ETUDE

~美味しいお酒、香り高い珈琲、そして何よりも素敵な音楽。
これが、私(romani)の三種の神器です。~

ビゼー:ピアノ作品集 by 金田仁美

2014-06-22 | CDの試聴記

久しぶりの投稿になります。
ブラウザを IEからクロームに変えたこともあり、なかなかパソコンが思うように動いてくれない(汗)

6月は、週に1回のペースで計4回講演があり、それも毎回異なるテーマだったので、準備が大変だった。
でも試練の4番勝負も、あと1回を残すのみ。
気を抜かないで頑張ろう。

先週残念だったのは、やはりワールドカップ。
一人少ないギリシャに勝てなかった原因については、専門家を含め語りつくされているので、多くを言うつもりはない。
ただ、最終戦に向けては、ゴールが見えたらひたすら貪欲にシュートを狙ってほしい。
「そこに山があるから登る」というシンプルな考えでいいじゃないか。
それと、4年かけて築き上げたスタイルは変えないでほしい。
自分たちのこのスタイルで負けたら仕方がない、というくらいハードな練習をしてきたはず。
混沌とした状況で頼りになるのは、やはり「型」だと思う。
今日一日休養に当てて、充電したこともいいだろう。
泣いても笑ってもGL最後の試合。後悔しないように頑張ってください。

ブラジルも日本も、今の季節は湿度が高い。
このじめじめした気候が得意な人はあまりいないと思うが、私も大の苦手。
得体のしれない息苦しさのせいで、それが体調にも影響してくるのだ。
そんな中、不愉快なじめじめ感を、暫し忘れさせてくれるような爽やかな音楽を聴いた。
ビゼーのピアノ作品集。

ビゼーといえば、何と言ってもカルメン。
あとは、「アルルの女」や「美しきパースの娘」といった劇音楽をオーケストラ用にアレンジした組曲。
そして、私の大のお気に入りである交響曲。それと声楽の好きな人には、「真珠採りのタンゴ」のオリジナルであるオペラも含まれるだろうか・・・。
でも、よく聴かれるのは、だいたいこのくらいまでだろう。
ピアノ曲は、私自身あまり聴いたことがない。
今回、金田(かなた)さんのアルバムを聴きながら、昔、グールドの演奏でビゼーの変奏曲を聴いたことを、ようやく思い出した。
まことにお恥ずかしい次第だ。


金田さんの弾くビゼーは、アレンジ物もピアノのオリジナル作品も、いずれも 実に爽やかな音楽だった。
ビゼーは、リストが認めるほどのピアノの名手だったらしい。
カルメン組曲のピアノ版と聞いて、私は管弦楽作品に負けじと華麗で派手な方向の音楽かと勝手に想像していたが、さすがにピアノの名手だけあって誠に理に叶ったアレンジだ。
音の数が少ないことを逆手にとって、見事な音楽に仕上げている。
金田さんの演奏も、力まず真摯に向かい合っていて実に気持ちのいい演奏。
私がとくに気に入ったのは、冒頭の夜想曲ニ長調。30歳の時の作品だそうで、揺れ動く心理状態を瑞々しく歌い上げていて、思わず引き込まれる。

__提示資料__.
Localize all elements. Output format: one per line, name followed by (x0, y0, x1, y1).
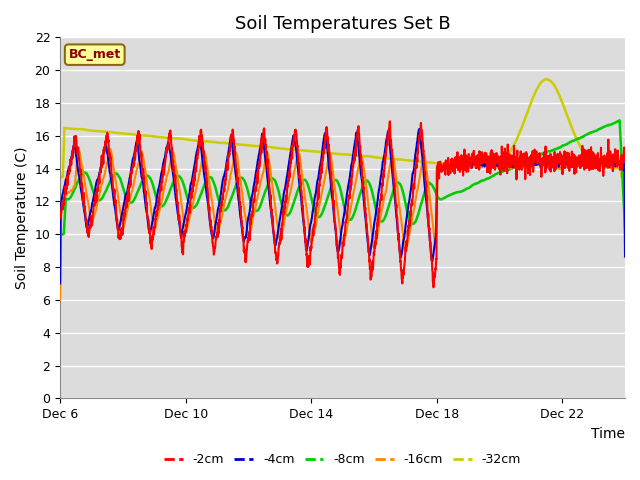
-4cm (415, 126, 423, 132)
-32cm (56, 174, 64, 180)
Line: -16cm: -16cm (60, 149, 625, 300)
-8cm (621, 225, 629, 230)
-4cm (605, 163, 612, 168)
Line: -4cm: -4cm (60, 129, 625, 283)
-2cm (386, 119, 394, 124)
Line: -8cm: -8cm (60, 120, 625, 234)
-32cm (621, 174, 629, 180)
-16cm (316, 199, 324, 204)
-16cm (605, 163, 612, 168)
-16cm (56, 297, 64, 303)
-16cm (605, 162, 612, 168)
-32cm (605, 165, 612, 170)
-8cm (501, 168, 509, 174)
-4cm (621, 253, 629, 259)
Line: -2cm: -2cm (60, 121, 625, 288)
-32cm (331, 151, 339, 156)
-4cm (605, 164, 612, 170)
Title: Soil Temperatures Set B: Soil Temperatures Set B (235, 15, 451, 33)
-4cm (316, 164, 324, 169)
-8cm (85, 176, 93, 181)
-2cm (605, 154, 613, 160)
-4cm (331, 220, 339, 226)
-8cm (316, 214, 324, 220)
-16cm (332, 188, 339, 193)
-4cm (56, 280, 64, 286)
-2cm (56, 215, 64, 221)
Line: -32cm: -32cm (60, 79, 625, 177)
-16cm (621, 250, 629, 256)
Y-axis label: Soil Temperature (C): Soil Temperature (C) (15, 146, 29, 289)
X-axis label: Time: Time (591, 427, 625, 441)
-2cm (316, 178, 324, 183)
-2cm (605, 159, 612, 165)
-32cm (501, 156, 509, 162)
-32cm (85, 127, 93, 133)
-8cm (605, 122, 612, 128)
-8cm (605, 122, 612, 128)
-2cm (502, 150, 509, 156)
-16cm (106, 146, 114, 152)
-4cm (85, 217, 93, 223)
-2cm (331, 220, 339, 226)
Text: BC_met: BC_met (68, 48, 121, 61)
-2cm (429, 285, 437, 290)
-8cm (331, 178, 339, 183)
-2cm (621, 155, 629, 160)
-16cm (501, 164, 509, 169)
-8cm (616, 118, 623, 123)
-8cm (56, 231, 64, 237)
-32cm (605, 165, 612, 170)
-16cm (85, 204, 93, 210)
-4cm (501, 162, 509, 168)
-32cm (316, 149, 324, 155)
-32cm (542, 76, 550, 82)
-2cm (85, 231, 93, 237)
Legend: -2cm, -4cm, -8cm, -16cm, -32cm: -2cm, -4cm, -8cm, -16cm, -32cm (159, 448, 526, 471)
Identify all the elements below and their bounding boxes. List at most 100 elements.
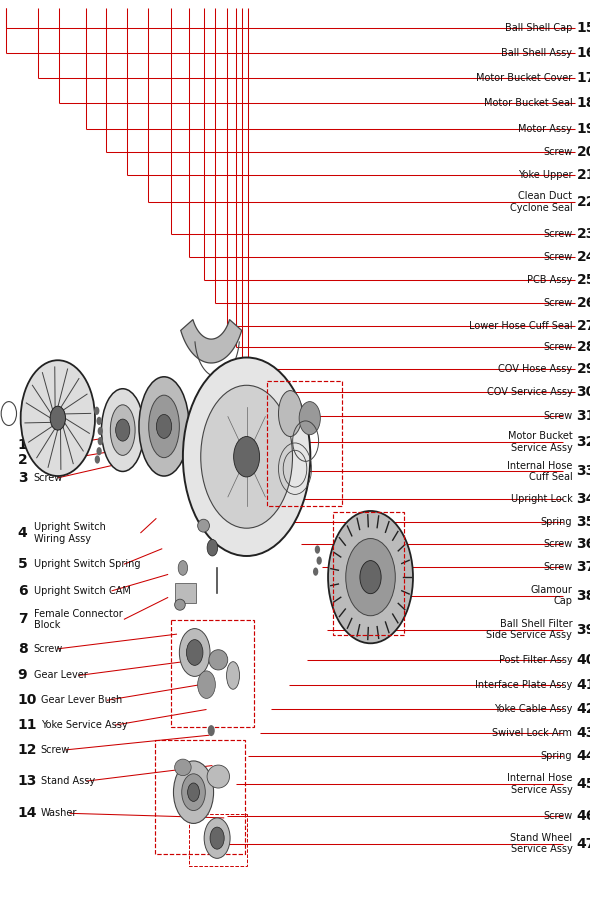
Text: Ball Shell Assy: Ball Shell Assy: [502, 49, 572, 58]
Text: 45: 45: [576, 777, 590, 791]
Text: 3: 3: [18, 471, 27, 485]
Text: Post Filter Assy: Post Filter Assy: [499, 655, 572, 664]
Text: 36: 36: [576, 537, 590, 551]
Text: Screw: Screw: [543, 562, 572, 572]
Text: 6: 6: [18, 584, 27, 598]
Text: 38: 38: [576, 588, 590, 603]
Circle shape: [116, 419, 130, 441]
Ellipse shape: [227, 662, 240, 689]
Circle shape: [201, 385, 293, 528]
Text: Screw: Screw: [543, 230, 572, 239]
Text: 9: 9: [18, 668, 27, 683]
Text: Stand Wheel
Service Assy: Stand Wheel Service Assy: [510, 833, 572, 855]
Text: 13: 13: [18, 774, 37, 789]
Circle shape: [97, 426, 103, 435]
Text: Motor Bucket Cover: Motor Bucket Cover: [476, 74, 572, 83]
Circle shape: [156, 414, 172, 438]
Ellipse shape: [209, 650, 228, 670]
Text: 16: 16: [576, 46, 590, 61]
Text: Screw: Screw: [543, 147, 572, 156]
Ellipse shape: [139, 377, 189, 476]
Text: 17: 17: [576, 71, 590, 85]
Ellipse shape: [198, 519, 209, 532]
Circle shape: [316, 557, 322, 564]
Text: 27: 27: [576, 319, 590, 334]
Circle shape: [97, 417, 102, 425]
Text: 4: 4: [18, 526, 28, 540]
Text: Glamour
Cap: Glamour Cap: [530, 584, 572, 607]
Text: 14: 14: [18, 806, 37, 821]
Text: 44: 44: [576, 749, 590, 764]
Circle shape: [21, 360, 95, 476]
Text: 47: 47: [576, 836, 590, 851]
Text: Washer: Washer: [34, 440, 70, 449]
Text: Yoke Service Assy: Yoke Service Assy: [41, 720, 127, 730]
Text: 28: 28: [576, 340, 590, 355]
Circle shape: [210, 827, 224, 849]
Text: 33: 33: [576, 464, 590, 479]
Circle shape: [207, 539, 218, 556]
Text: 11: 11: [18, 718, 37, 732]
Text: Upright Switch Spring: Upright Switch Spring: [34, 560, 140, 569]
Text: Yoke Upper: Yoke Upper: [518, 170, 572, 179]
Text: Yoke Cable Assy: Yoke Cable Assy: [494, 705, 572, 714]
Text: Screw: Screw: [543, 539, 572, 549]
Text: Screw: Screw: [34, 644, 63, 653]
Text: 2: 2: [18, 453, 28, 468]
Ellipse shape: [207, 765, 230, 788]
Circle shape: [94, 406, 100, 415]
Circle shape: [204, 818, 230, 858]
Circle shape: [328, 511, 413, 643]
Text: Upright Switch CAM: Upright Switch CAM: [34, 586, 130, 596]
Text: 35: 35: [576, 515, 590, 529]
Circle shape: [179, 629, 210, 676]
Circle shape: [183, 357, 310, 556]
Text: Screw: Screw: [543, 343, 572, 352]
Circle shape: [182, 774, 205, 811]
Text: COV Service Assy: COV Service Assy: [487, 388, 572, 397]
Text: 26: 26: [576, 296, 590, 311]
Text: Spring: Spring: [541, 517, 572, 527]
Text: Screw: Screw: [34, 473, 63, 482]
Text: 43: 43: [576, 726, 590, 741]
Text: 8: 8: [18, 641, 28, 656]
Text: 42: 42: [576, 702, 590, 717]
Circle shape: [94, 456, 100, 463]
Text: 25: 25: [576, 273, 590, 288]
Text: Screw: Screw: [41, 745, 70, 754]
Text: Upright Lock: Upright Lock: [510, 494, 572, 504]
Text: Screw: Screw: [543, 299, 572, 308]
Ellipse shape: [175, 759, 191, 776]
Text: Clean Duct
Cyclone Seal: Clean Duct Cyclone Seal: [510, 191, 572, 213]
Text: Upright Switch
Wiring Assy: Upright Switch Wiring Assy: [34, 522, 106, 544]
Text: 31: 31: [576, 409, 590, 424]
Ellipse shape: [101, 389, 144, 471]
Text: Spring: Spring: [541, 752, 572, 761]
Text: 1: 1: [18, 437, 28, 452]
Text: Swivel Lock Arm: Swivel Lock Arm: [493, 729, 572, 738]
Text: 5: 5: [18, 557, 28, 572]
Text: Internal Hose
Cuff Seal: Internal Hose Cuff Seal: [507, 460, 572, 482]
Text: 22: 22: [576, 195, 590, 210]
Text: 40: 40: [576, 652, 590, 667]
Text: PCB Assy: PCB Assy: [527, 276, 572, 285]
Ellipse shape: [175, 599, 185, 610]
Text: Motor Assy: Motor Assy: [519, 124, 572, 133]
Text: 21: 21: [576, 167, 590, 182]
Text: 12: 12: [18, 743, 37, 757]
Circle shape: [188, 783, 199, 801]
Ellipse shape: [278, 391, 302, 437]
Circle shape: [97, 448, 102, 455]
Text: 18: 18: [576, 96, 590, 110]
Text: COV Hose Assy: COV Hose Assy: [498, 365, 572, 374]
Circle shape: [313, 568, 319, 575]
Text: Washer: Washer: [41, 809, 77, 818]
Text: Motor Bucket
Service Assy: Motor Bucket Service Assy: [507, 431, 572, 453]
Text: 20: 20: [576, 144, 590, 159]
Text: Ball Shell Cap: Ball Shell Cap: [505, 23, 572, 32]
Circle shape: [97, 437, 103, 445]
Text: Stand Assy: Stand Assy: [41, 777, 95, 786]
Text: 29: 29: [576, 362, 590, 377]
Text: 7: 7: [18, 612, 27, 627]
Text: 24: 24: [576, 250, 590, 265]
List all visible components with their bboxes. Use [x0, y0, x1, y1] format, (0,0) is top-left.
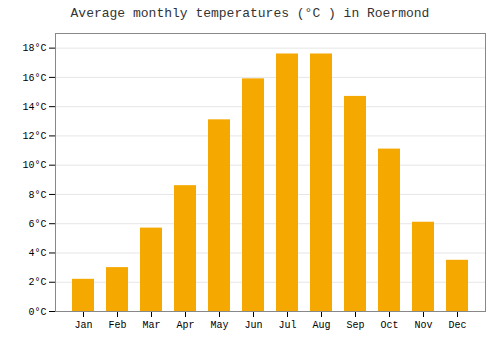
svg-text:14°C: 14°C [22, 102, 46, 113]
svg-text:6°C: 6°C [28, 219, 46, 230]
svg-text:Jan: Jan [74, 320, 92, 331]
svg-text:May: May [210, 320, 228, 331]
svg-text:Apr: Apr [176, 320, 194, 331]
svg-text:Sep: Sep [346, 320, 364, 331]
svg-text:4°C: 4°C [28, 248, 46, 259]
svg-text:Mar: Mar [142, 320, 160, 331]
svg-text:Jul: Jul [278, 320, 296, 331]
svg-text:Dec: Dec [448, 320, 466, 331]
svg-text:12°C: 12°C [22, 131, 46, 142]
svg-text:0°C: 0°C [28, 307, 46, 318]
svg-text:2°C: 2°C [28, 277, 46, 288]
svg-text:Feb: Feb [108, 320, 126, 331]
svg-text:Jun: Jun [244, 320, 262, 331]
html-text:Average monthly temperatures (: Average monthly temperatures (°C ) in Ro… [70, 6, 430, 21]
svg-text:10°C: 10°C [22, 160, 46, 171]
svg-text:Nov: Nov [414, 320, 432, 331]
svg-text:18°C: 18°C [22, 43, 46, 54]
svg-text:Oct: Oct [380, 320, 398, 331]
svg-text:16°C: 16°C [22, 73, 46, 84]
svg-text:Aug: Aug [312, 320, 330, 331]
svg-text:8°C: 8°C [28, 190, 46, 201]
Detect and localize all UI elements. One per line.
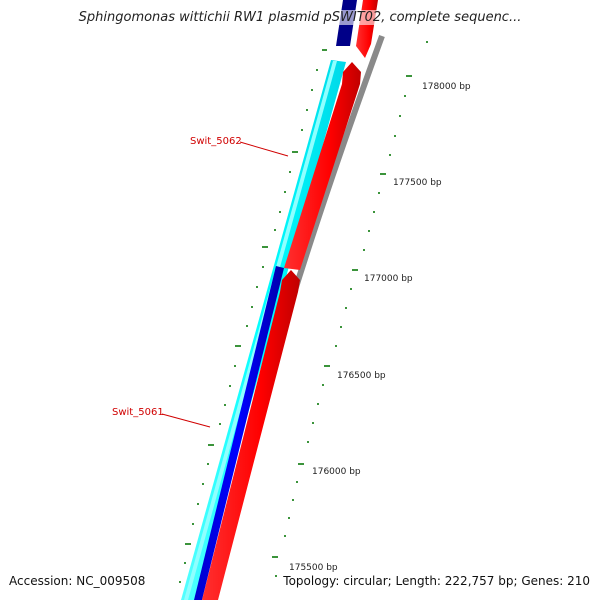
bp-label-176500: 176500 bp <box>337 371 386 381</box>
bp-label-176000: 176000 bp <box>312 467 361 477</box>
gene-feature-blue <box>194 266 284 600</box>
bp-label-177500: 177500 bp <box>393 178 442 188</box>
bp-label-178000: 178000 bp <box>422 82 471 92</box>
bp-label-175500: 175500 bp <box>289 563 338 573</box>
gene-label-swit-5061[interactable]: Swit_5061 <box>112 407 164 418</box>
gene-leader-swit-5061 <box>161 413 211 428</box>
accession-text: Accession: NC_009508 <box>9 574 146 588</box>
bp-label-177000: 177000 bp <box>364 274 413 284</box>
inner-ticks <box>179 49 327 583</box>
topology-text: Topology: circular; Length: 222,757 bp; … <box>283 574 590 588</box>
map-title: Sphingomonas wittichii RW1 plasmid pSWIT… <box>0 10 600 25</box>
gene-label-swit-5062[interactable]: Swit_5062 <box>190 136 242 147</box>
gene-leader-swit-5062 <box>239 141 289 157</box>
outer-ticks <box>272 41 428 577</box>
gene-arrow-red-middle <box>284 62 361 270</box>
gene-arrow-red-lower <box>202 270 300 600</box>
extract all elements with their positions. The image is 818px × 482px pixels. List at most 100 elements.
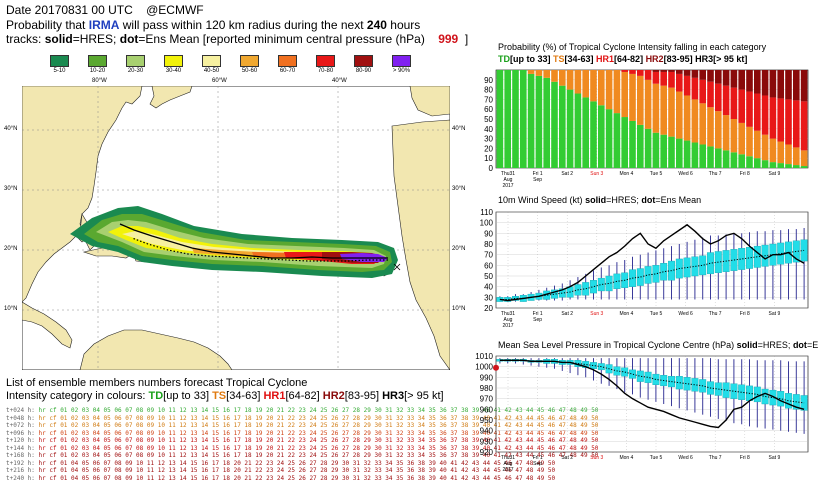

__課題の指示__.
a. ページ抜粋で筆者が自分の「三種の神器」として挙げているものを、すべて書き出しなさい。
b. ページ抜粋をもとに、次の問いに答えなさい。
(i) 6月の講演は全部で何回あったか。
(ii) ビゼーは、だれが認めるほどのピアノの名手だったとされているか。
(iii) 冒頭の夜想曲ニ長調は、ビゼーが何歳の時の作品だとされているか。
c. ページ抜粋の「2014-06-22 | CDの試聴記」から下へ「で、多くを言うつもりはない。」までを、一字も変えずに残らず書き写しなさい。
提示された行は、ここでは使わない。

__解答__.
a. 美味しいお酒、香り高い珈琲、素敵な音楽

b.
(i) 計4回
(ii) リスト
(iii) 30歳

c.
2014-06-22 | CDの試聴記

久しぶりの投稿になります。
ブラウザを IEからクロームに変えたこともあり、なかなかパソコンが思うように動いてくれない(汗)

6月は、週に1回のペースで計4回講演があり、それも毎回異なるテーマだったので、準備が大変だった。
でも試練の4番勝負も、あと1回を残すのみ。
気を抜かないで頑張ろう。

先週残念だったのは、やはりワールドカップ。
一人少ないギリシャに勝てなかった原因については、専門家を含め語りつくされているので、多くを言うつもりはない。